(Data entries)
"""
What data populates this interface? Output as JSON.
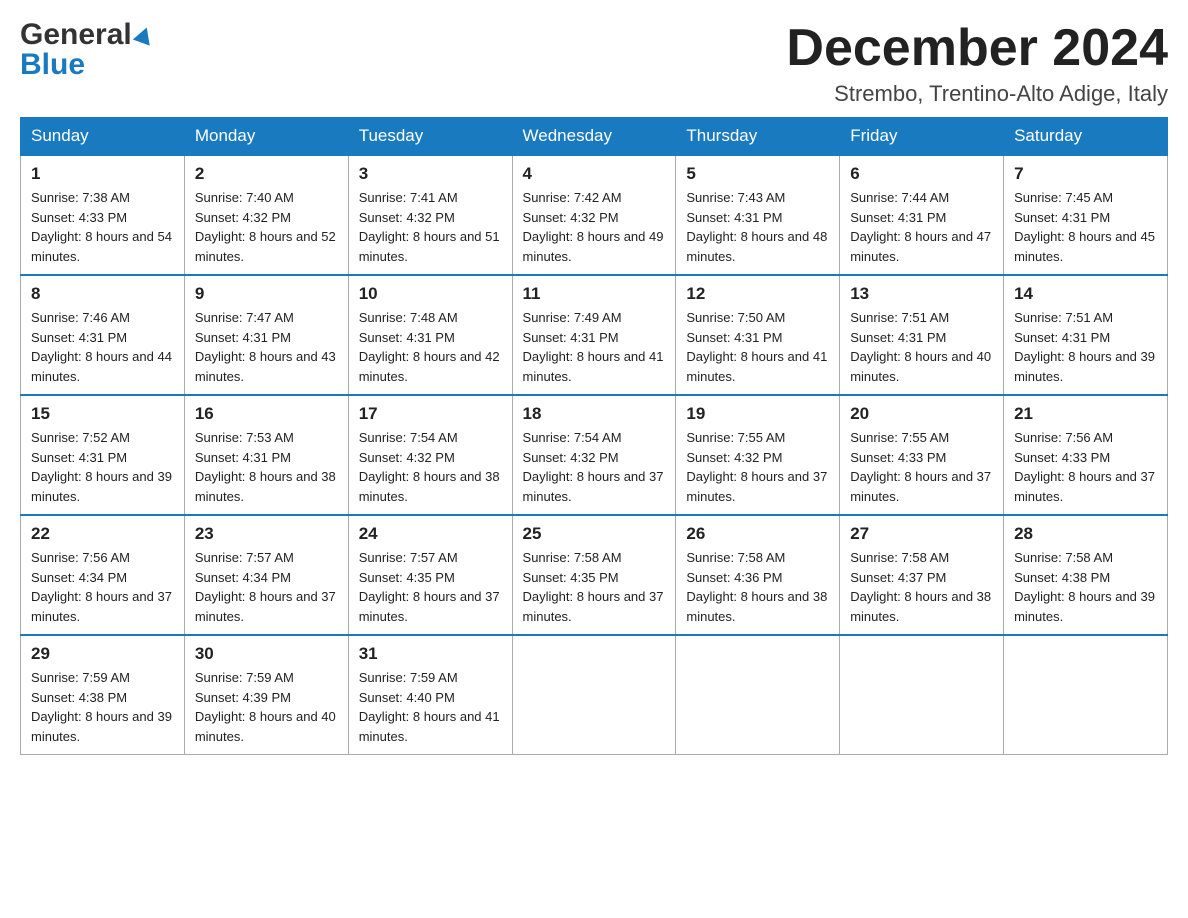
{
  "header": {
    "logo_general": "General",
    "logo_blue": "Blue",
    "month_title": "December 2024",
    "location": "Strembo, Trentino-Alto Adige, Italy"
  },
  "days_of_week": [
    "Sunday",
    "Monday",
    "Tuesday",
    "Wednesday",
    "Thursday",
    "Friday",
    "Saturday"
  ],
  "weeks": [
    [
      {
        "day": "1",
        "sunrise": "7:38 AM",
        "sunset": "4:33 PM",
        "daylight": "8 hours and 54 minutes."
      },
      {
        "day": "2",
        "sunrise": "7:40 AM",
        "sunset": "4:32 PM",
        "daylight": "8 hours and 52 minutes."
      },
      {
        "day": "3",
        "sunrise": "7:41 AM",
        "sunset": "4:32 PM",
        "daylight": "8 hours and 51 minutes."
      },
      {
        "day": "4",
        "sunrise": "7:42 AM",
        "sunset": "4:32 PM",
        "daylight": "8 hours and 49 minutes."
      },
      {
        "day": "5",
        "sunrise": "7:43 AM",
        "sunset": "4:31 PM",
        "daylight": "8 hours and 48 minutes."
      },
      {
        "day": "6",
        "sunrise": "7:44 AM",
        "sunset": "4:31 PM",
        "daylight": "8 hours and 47 minutes."
      },
      {
        "day": "7",
        "sunrise": "7:45 AM",
        "sunset": "4:31 PM",
        "daylight": "8 hours and 45 minutes."
      }
    ],
    [
      {
        "day": "8",
        "sunrise": "7:46 AM",
        "sunset": "4:31 PM",
        "daylight": "8 hours and 44 minutes."
      },
      {
        "day": "9",
        "sunrise": "7:47 AM",
        "sunset": "4:31 PM",
        "daylight": "8 hours and 43 minutes."
      },
      {
        "day": "10",
        "sunrise": "7:48 AM",
        "sunset": "4:31 PM",
        "daylight": "8 hours and 42 minutes."
      },
      {
        "day": "11",
        "sunrise": "7:49 AM",
        "sunset": "4:31 PM",
        "daylight": "8 hours and 41 minutes."
      },
      {
        "day": "12",
        "sunrise": "7:50 AM",
        "sunset": "4:31 PM",
        "daylight": "8 hours and 41 minutes."
      },
      {
        "day": "13",
        "sunrise": "7:51 AM",
        "sunset": "4:31 PM",
        "daylight": "8 hours and 40 minutes."
      },
      {
        "day": "14",
        "sunrise": "7:51 AM",
        "sunset": "4:31 PM",
        "daylight": "8 hours and 39 minutes."
      }
    ],
    [
      {
        "day": "15",
        "sunrise": "7:52 AM",
        "sunset": "4:31 PM",
        "daylight": "8 hours and 39 minutes."
      },
      {
        "day": "16",
        "sunrise": "7:53 AM",
        "sunset": "4:31 PM",
        "daylight": "8 hours and 38 minutes."
      },
      {
        "day": "17",
        "sunrise": "7:54 AM",
        "sunset": "4:32 PM",
        "daylight": "8 hours and 38 minutes."
      },
      {
        "day": "18",
        "sunrise": "7:54 AM",
        "sunset": "4:32 PM",
        "daylight": "8 hours and 37 minutes."
      },
      {
        "day": "19",
        "sunrise": "7:55 AM",
        "sunset": "4:32 PM",
        "daylight": "8 hours and 37 minutes."
      },
      {
        "day": "20",
        "sunrise": "7:55 AM",
        "sunset": "4:33 PM",
        "daylight": "8 hours and 37 minutes."
      },
      {
        "day": "21",
        "sunrise": "7:56 AM",
        "sunset": "4:33 PM",
        "daylight": "8 hours and 37 minutes."
      }
    ],
    [
      {
        "day": "22",
        "sunrise": "7:56 AM",
        "sunset": "4:34 PM",
        "daylight": "8 hours and 37 minutes."
      },
      {
        "day": "23",
        "sunrise": "7:57 AM",
        "sunset": "4:34 PM",
        "daylight": "8 hours and 37 minutes."
      },
      {
        "day": "24",
        "sunrise": "7:57 AM",
        "sunset": "4:35 PM",
        "daylight": "8 hours and 37 minutes."
      },
      {
        "day": "25",
        "sunrise": "7:58 AM",
        "sunset": "4:35 PM",
        "daylight": "8 hours and 37 minutes."
      },
      {
        "day": "26",
        "sunrise": "7:58 AM",
        "sunset": "4:36 PM",
        "daylight": "8 hours and 38 minutes."
      },
      {
        "day": "27",
        "sunrise": "7:58 AM",
        "sunset": "4:37 PM",
        "daylight": "8 hours and 38 minutes."
      },
      {
        "day": "28",
        "sunrise": "7:58 AM",
        "sunset": "4:38 PM",
        "daylight": "8 hours and 39 minutes."
      }
    ],
    [
      {
        "day": "29",
        "sunrise": "7:59 AM",
        "sunset": "4:38 PM",
        "daylight": "8 hours and 39 minutes."
      },
      {
        "day": "30",
        "sunrise": "7:59 AM",
        "sunset": "4:39 PM",
        "daylight": "8 hours and 40 minutes."
      },
      {
        "day": "31",
        "sunrise": "7:59 AM",
        "sunset": "4:40 PM",
        "daylight": "8 hours and 41 minutes."
      },
      null,
      null,
      null,
      null
    ]
  ],
  "labels": {
    "sunrise": "Sunrise:",
    "sunset": "Sunset:",
    "daylight": "Daylight:"
  }
}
"""
> **Written problem**:
Transcribe the listing in full and omit the pictures.

> **Task answer**:
What data populates this interface? Output as JSON.
{
  "header": {
    "logo_general": "General",
    "logo_blue": "Blue",
    "month_title": "December 2024",
    "location": "Strembo, Trentino-Alto Adige, Italy"
  },
  "days_of_week": [
    "Sunday",
    "Monday",
    "Tuesday",
    "Wednesday",
    "Thursday",
    "Friday",
    "Saturday"
  ],
  "weeks": [
    [
      {
        "day": "1",
        "sunrise": "7:38 AM",
        "sunset": "4:33 PM",
        "daylight": "8 hours and 54 minutes."
      },
      {
        "day": "2",
        "sunrise": "7:40 AM",
        "sunset": "4:32 PM",
        "daylight": "8 hours and 52 minutes."
      },
      {
        "day": "3",
        "sunrise": "7:41 AM",
        "sunset": "4:32 PM",
        "daylight": "8 hours and 51 minutes."
      },
      {
        "day": "4",
        "sunrise": "7:42 AM",
        "sunset": "4:32 PM",
        "daylight": "8 hours and 49 minutes."
      },
      {
        "day": "5",
        "sunrise": "7:43 AM",
        "sunset": "4:31 PM",
        "daylight": "8 hours and 48 minutes."
      },
      {
        "day": "6",
        "sunrise": "7:44 AM",
        "sunset": "4:31 PM",
        "daylight": "8 hours and 47 minutes."
      },
      {
        "day": "7",
        "sunrise": "7:45 AM",
        "sunset": "4:31 PM",
        "daylight": "8 hours and 45 minutes."
      }
    ],
    [
      {
        "day": "8",
        "sunrise": "7:46 AM",
        "sunset": "4:31 PM",
        "daylight": "8 hours and 44 minutes."
      },
      {
        "day": "9",
        "sunrise": "7:47 AM",
        "sunset": "4:31 PM",
        "daylight": "8 hours and 43 minutes."
      },
      {
        "day": "10",
        "sunrise": "7:48 AM",
        "sunset": "4:31 PM",
        "daylight": "8 hours and 42 minutes."
      },
      {
        "day": "11",
        "sunrise": "7:49 AM",
        "sunset": "4:31 PM",
        "daylight": "8 hours and 41 minutes."
      },
      {
        "day": "12",
        "sunrise": "7:50 AM",
        "sunset": "4:31 PM",
        "daylight": "8 hours and 41 minutes."
      },
      {
        "day": "13",
        "sunrise": "7:51 AM",
        "sunset": "4:31 PM",
        "daylight": "8 hours and 40 minutes."
      },
      {
        "day": "14",
        "sunrise": "7:51 AM",
        "sunset": "4:31 PM",
        "daylight": "8 hours and 39 minutes."
      }
    ],
    [
      {
        "day": "15",
        "sunrise": "7:52 AM",
        "sunset": "4:31 PM",
        "daylight": "8 hours and 39 minutes."
      },
      {
        "day": "16",
        "sunrise": "7:53 AM",
        "sunset": "4:31 PM",
        "daylight": "8 hours and 38 minutes."
      },
      {
        "day": "17",
        "sunrise": "7:54 AM",
        "sunset": "4:32 PM",
        "daylight": "8 hours and 38 minutes."
      },
      {
        "day": "18",
        "sunrise": "7:54 AM",
        "sunset": "4:32 PM",
        "daylight": "8 hours and 37 minutes."
      },
      {
        "day": "19",
        "sunrise": "7:55 AM",
        "sunset": "4:32 PM",
        "daylight": "8 hours and 37 minutes."
      },
      {
        "day": "20",
        "sunrise": "7:55 AM",
        "sunset": "4:33 PM",
        "daylight": "8 hours and 37 minutes."
      },
      {
        "day": "21",
        "sunrise": "7:56 AM",
        "sunset": "4:33 PM",
        "daylight": "8 hours and 37 minutes."
      }
    ],
    [
      {
        "day": "22",
        "sunrise": "7:56 AM",
        "sunset": "4:34 PM",
        "daylight": "8 hours and 37 minutes."
      },
      {
        "day": "23",
        "sunrise": "7:57 AM",
        "sunset": "4:34 PM",
        "daylight": "8 hours and 37 minutes."
      },
      {
        "day": "24",
        "sunrise": "7:57 AM",
        "sunset": "4:35 PM",
        "daylight": "8 hours and 37 minutes."
      },
      {
        "day": "25",
        "sunrise": "7:58 AM",
        "sunset": "4:35 PM",
        "daylight": "8 hours and 37 minutes."
      },
      {
        "day": "26",
        "sunrise": "7:58 AM",
        "sunset": "4:36 PM",
        "daylight": "8 hours and 38 minutes."
      },
      {
        "day": "27",
        "sunrise": "7:58 AM",
        "sunset": "4:37 PM",
        "daylight": "8 hours and 38 minutes."
      },
      {
        "day": "28",
        "sunrise": "7:58 AM",
        "sunset": "4:38 PM",
        "daylight": "8 hours and 39 minutes."
      }
    ],
    [
      {
        "day": "29",
        "sunrise": "7:59 AM",
        "sunset": "4:38 PM",
        "daylight": "8 hours and 39 minutes."
      },
      {
        "day": "30",
        "sunrise": "7:59 AM",
        "sunset": "4:39 PM",
        "daylight": "8 hours and 40 minutes."
      },
      {
        "day": "31",
        "sunrise": "7:59 AM",
        "sunset": "4:40 PM",
        "daylight": "8 hours and 41 minutes."
      },
      null,
      null,
      null,
      null
    ]
  ],
  "labels": {
    "sunrise": "Sunrise:",
    "sunset": "Sunset:",
    "daylight": "Daylight:"
  }
}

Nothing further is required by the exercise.